Requisitos das tarefas:
a – Segundo o texto sobre casamento e união estável, durante quantos anos as relações extramatrimoniais foram reconhecidas como meras sociedades de fato?
b – Retome o texto sobre casamento e união estável a partir da última frase apresentada.

Texto fornecido:
Os muitos “nãos” a um “sim”!

Maria Berenice Dias[1]

O casamento parece ter um efeito mágico.

Não só chancela a prática da sexualidade. Até a impõe. Isso porque a ausência de sexo autoriza a anulação casamento. Decisões neste sentido não faltam. Até parece que o casamento se “consuma” na noite de núpcias, velha crença que ainda subsiste. Depois da solenidade do matrimônio todas as portas se abrem. Os pais até cedem o quarto de casal aos filhos, abençoando o que antes era feito às escondidas.

Depois do “sim” tudo acontece!

Os noivos viram marido e mulher. Adquirem o estado civil de casados. A depender do regime de bens, surge a comunicabilidade do que for adquirido por qualquer deles. E para alienar um bem imóvel é necessária a vênia conjugal. Se um for estrangeiro o outro tem o direito de obter visto de permanência e até a cidadania brasileira. De posse da certidão de casamento, a mulher pode registrar os filhos no nome do marido, sem que alguém questione se o casal está vivendo junto. Qualquer um pode inscrever o seu cônjuge como dependente em tudo, plano de saúde, órgão previdenciário e até no clube social.  Ainda que um venha a morrer no dia seguinte ao casamento, o sobrevivente é seu herdeiro necessário, tem assegurado direito real de habitação e o exercício da inventariança.

Tudo acontece de modo instantâneo.

Na união estável já não é bem assim. Mesmo tendo sido chancelada pela Constituição Federal como entidade familiar digna da especial proteção do Estado, as relações extramatrimoniais sempre foram consideradas como um casamento de segunda categoria. Aliás, durante 70 anos, com o nome de concubinato, eram reconhecidas como meras sociedades de fato. Por isso permaneceram fora do âmbito do direito das famílias e do direito sucessório. Apesar da mudança, insiste a lei em negar aos companheiros os mesmos direitos dos cônjuges. Esqueceu-se de reconhecer que também ocorre a mudança do estado civil, pois as consequências patrimoniais são idênticas. A comunicabilidade dos aquestos. Esta omissão tende a gerar prejuízos enormes. A desnecessidade de declinar a condição familiar leva os conviventes a se qualificarem como solteiros. Apresentando-se como dono exclusivo do patrimônio imobiliário que está no seu nome, pode aliená-lo sem a participação do outro. Para evitar prejuízo ao terceiro, que foi induzido em erro, por desconhecer que o vendedor não era titular exclusivo do bem adquirido, o prejuízo é do par. Perdeu a metade do bem que também era seu e resta com simples direito indenizatório perante o – agora – ex-companheiro.

Itens fornecidos:
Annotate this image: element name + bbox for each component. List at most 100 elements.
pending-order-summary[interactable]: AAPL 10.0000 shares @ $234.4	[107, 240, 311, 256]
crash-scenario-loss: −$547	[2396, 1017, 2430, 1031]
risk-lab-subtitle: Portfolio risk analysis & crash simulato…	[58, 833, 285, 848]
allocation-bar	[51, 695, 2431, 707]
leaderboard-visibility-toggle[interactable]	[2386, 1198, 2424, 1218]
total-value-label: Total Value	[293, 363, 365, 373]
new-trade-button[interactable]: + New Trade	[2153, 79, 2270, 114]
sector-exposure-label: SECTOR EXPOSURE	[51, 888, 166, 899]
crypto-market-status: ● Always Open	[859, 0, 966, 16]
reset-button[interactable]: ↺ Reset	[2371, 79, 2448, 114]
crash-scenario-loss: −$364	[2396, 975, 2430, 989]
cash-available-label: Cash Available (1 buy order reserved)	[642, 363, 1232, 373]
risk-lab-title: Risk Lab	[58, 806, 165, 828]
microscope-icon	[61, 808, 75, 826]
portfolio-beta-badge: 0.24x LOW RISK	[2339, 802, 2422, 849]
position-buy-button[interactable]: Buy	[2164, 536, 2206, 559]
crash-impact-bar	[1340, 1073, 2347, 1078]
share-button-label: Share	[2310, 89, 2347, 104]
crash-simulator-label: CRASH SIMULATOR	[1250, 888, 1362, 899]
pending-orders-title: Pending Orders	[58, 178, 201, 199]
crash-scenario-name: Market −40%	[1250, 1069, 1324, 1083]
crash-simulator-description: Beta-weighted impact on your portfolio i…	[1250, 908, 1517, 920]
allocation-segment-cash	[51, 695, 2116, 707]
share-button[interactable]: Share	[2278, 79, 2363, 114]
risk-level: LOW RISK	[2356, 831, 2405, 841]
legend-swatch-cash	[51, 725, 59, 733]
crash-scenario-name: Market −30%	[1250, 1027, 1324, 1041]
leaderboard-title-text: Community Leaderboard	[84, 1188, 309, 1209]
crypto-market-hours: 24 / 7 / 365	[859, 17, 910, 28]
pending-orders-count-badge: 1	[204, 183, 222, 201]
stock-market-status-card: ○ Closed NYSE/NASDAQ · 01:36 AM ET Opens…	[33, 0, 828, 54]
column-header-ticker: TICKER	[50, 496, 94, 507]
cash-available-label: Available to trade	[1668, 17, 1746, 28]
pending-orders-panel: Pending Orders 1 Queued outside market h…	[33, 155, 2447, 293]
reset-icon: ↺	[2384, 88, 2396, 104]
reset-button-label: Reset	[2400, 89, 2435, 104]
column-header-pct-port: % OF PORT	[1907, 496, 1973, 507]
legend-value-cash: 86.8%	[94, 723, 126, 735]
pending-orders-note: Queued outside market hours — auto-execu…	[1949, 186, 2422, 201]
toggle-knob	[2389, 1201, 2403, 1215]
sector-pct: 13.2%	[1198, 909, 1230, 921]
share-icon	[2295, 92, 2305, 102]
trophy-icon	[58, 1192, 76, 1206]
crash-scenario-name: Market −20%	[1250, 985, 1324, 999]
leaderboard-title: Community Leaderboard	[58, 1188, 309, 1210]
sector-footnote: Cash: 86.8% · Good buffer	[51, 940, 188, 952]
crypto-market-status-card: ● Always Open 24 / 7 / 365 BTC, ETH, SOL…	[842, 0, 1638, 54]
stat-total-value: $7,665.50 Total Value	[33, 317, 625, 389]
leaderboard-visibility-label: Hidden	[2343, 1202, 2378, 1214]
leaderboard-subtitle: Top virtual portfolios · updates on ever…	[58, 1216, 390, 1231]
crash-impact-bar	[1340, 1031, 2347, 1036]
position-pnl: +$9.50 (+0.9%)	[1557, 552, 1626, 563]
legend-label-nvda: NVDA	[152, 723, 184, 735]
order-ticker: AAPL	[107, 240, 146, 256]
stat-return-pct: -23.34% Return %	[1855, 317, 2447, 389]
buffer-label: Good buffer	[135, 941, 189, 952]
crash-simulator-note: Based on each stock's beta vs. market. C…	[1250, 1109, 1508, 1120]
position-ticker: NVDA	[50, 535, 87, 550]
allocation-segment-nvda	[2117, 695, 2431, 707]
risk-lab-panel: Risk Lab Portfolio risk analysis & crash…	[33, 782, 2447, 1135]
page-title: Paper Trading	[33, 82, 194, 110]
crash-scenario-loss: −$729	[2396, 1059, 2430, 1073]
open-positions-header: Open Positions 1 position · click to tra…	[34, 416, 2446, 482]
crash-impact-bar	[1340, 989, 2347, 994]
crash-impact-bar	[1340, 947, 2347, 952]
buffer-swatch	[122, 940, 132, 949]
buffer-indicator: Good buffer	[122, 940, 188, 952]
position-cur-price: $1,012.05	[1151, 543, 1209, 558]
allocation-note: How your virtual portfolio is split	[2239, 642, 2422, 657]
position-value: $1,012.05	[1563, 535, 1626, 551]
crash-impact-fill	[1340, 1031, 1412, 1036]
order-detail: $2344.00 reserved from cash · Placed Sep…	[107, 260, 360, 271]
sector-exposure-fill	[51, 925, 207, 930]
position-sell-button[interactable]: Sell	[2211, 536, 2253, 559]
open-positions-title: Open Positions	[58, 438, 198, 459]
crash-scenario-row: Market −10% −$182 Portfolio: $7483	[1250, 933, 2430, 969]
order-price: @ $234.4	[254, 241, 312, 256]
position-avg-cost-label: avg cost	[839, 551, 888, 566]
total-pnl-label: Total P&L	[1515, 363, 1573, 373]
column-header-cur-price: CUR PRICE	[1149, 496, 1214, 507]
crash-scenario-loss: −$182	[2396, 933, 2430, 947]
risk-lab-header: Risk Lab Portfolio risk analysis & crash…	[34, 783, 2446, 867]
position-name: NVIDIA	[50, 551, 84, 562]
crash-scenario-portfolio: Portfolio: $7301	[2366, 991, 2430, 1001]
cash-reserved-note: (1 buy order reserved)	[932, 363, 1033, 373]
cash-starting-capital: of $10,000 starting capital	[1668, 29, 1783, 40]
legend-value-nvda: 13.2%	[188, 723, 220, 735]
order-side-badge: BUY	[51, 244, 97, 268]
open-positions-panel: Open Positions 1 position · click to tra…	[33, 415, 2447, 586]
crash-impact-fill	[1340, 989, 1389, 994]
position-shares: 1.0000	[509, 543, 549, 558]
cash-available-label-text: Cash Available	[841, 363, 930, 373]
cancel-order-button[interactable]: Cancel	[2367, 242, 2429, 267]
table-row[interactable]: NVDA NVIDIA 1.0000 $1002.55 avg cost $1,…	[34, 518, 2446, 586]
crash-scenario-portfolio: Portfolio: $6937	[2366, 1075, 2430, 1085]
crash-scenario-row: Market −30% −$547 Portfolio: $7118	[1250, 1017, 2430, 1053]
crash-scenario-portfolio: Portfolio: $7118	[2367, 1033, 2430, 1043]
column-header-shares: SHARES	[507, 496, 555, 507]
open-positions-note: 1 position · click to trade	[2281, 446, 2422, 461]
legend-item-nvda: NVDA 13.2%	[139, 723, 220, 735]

Respostas por tarefa:
a – Durante 70 anos, sob o nome de concubinato.

b –
Apesar de admitido que os parceiros firmem contrato de convivência, este não tem os mesmos efeitos da certidão de casamento. Ainda que exista o pacto, tal não serve para a mãe registrar o filho em nome do pai. É necessário ingressar com ação investigatória de paternidade. Talvez porque na união estável não existe o dever de fidelidade. De outro lado, o contrato de união muitas vezes não basta para provar a existência do vínculo familiar, sendo exigidas provas outras para que um seja admitido como dependente do outro.

Mas é no âmbito sucessório que as diferenças se acentuam. O companheiro sobrevivente não é herdeiro necessário e está em último lugar na cadeia hereditária. Herda depois dos parentes colaterais de quarto grau, quais sejam: sobrinhos-netos, tios-avós e todos os primos. Para remediar um pouco esta desastrosa regra, existe a chamada concorrência sucessória, mas os parentes colaterais recebem o dobro do companheiro. E ninguém sabe se este quinhão é calculado sobre a metade dos aquestos ou sobre a totalidade da herança. A doutrina não se entende e a jurisprudência hesita.  Ainda bem que alguns tribunais vêm reconhecendo a inconstitucionalidade destas diferenciações.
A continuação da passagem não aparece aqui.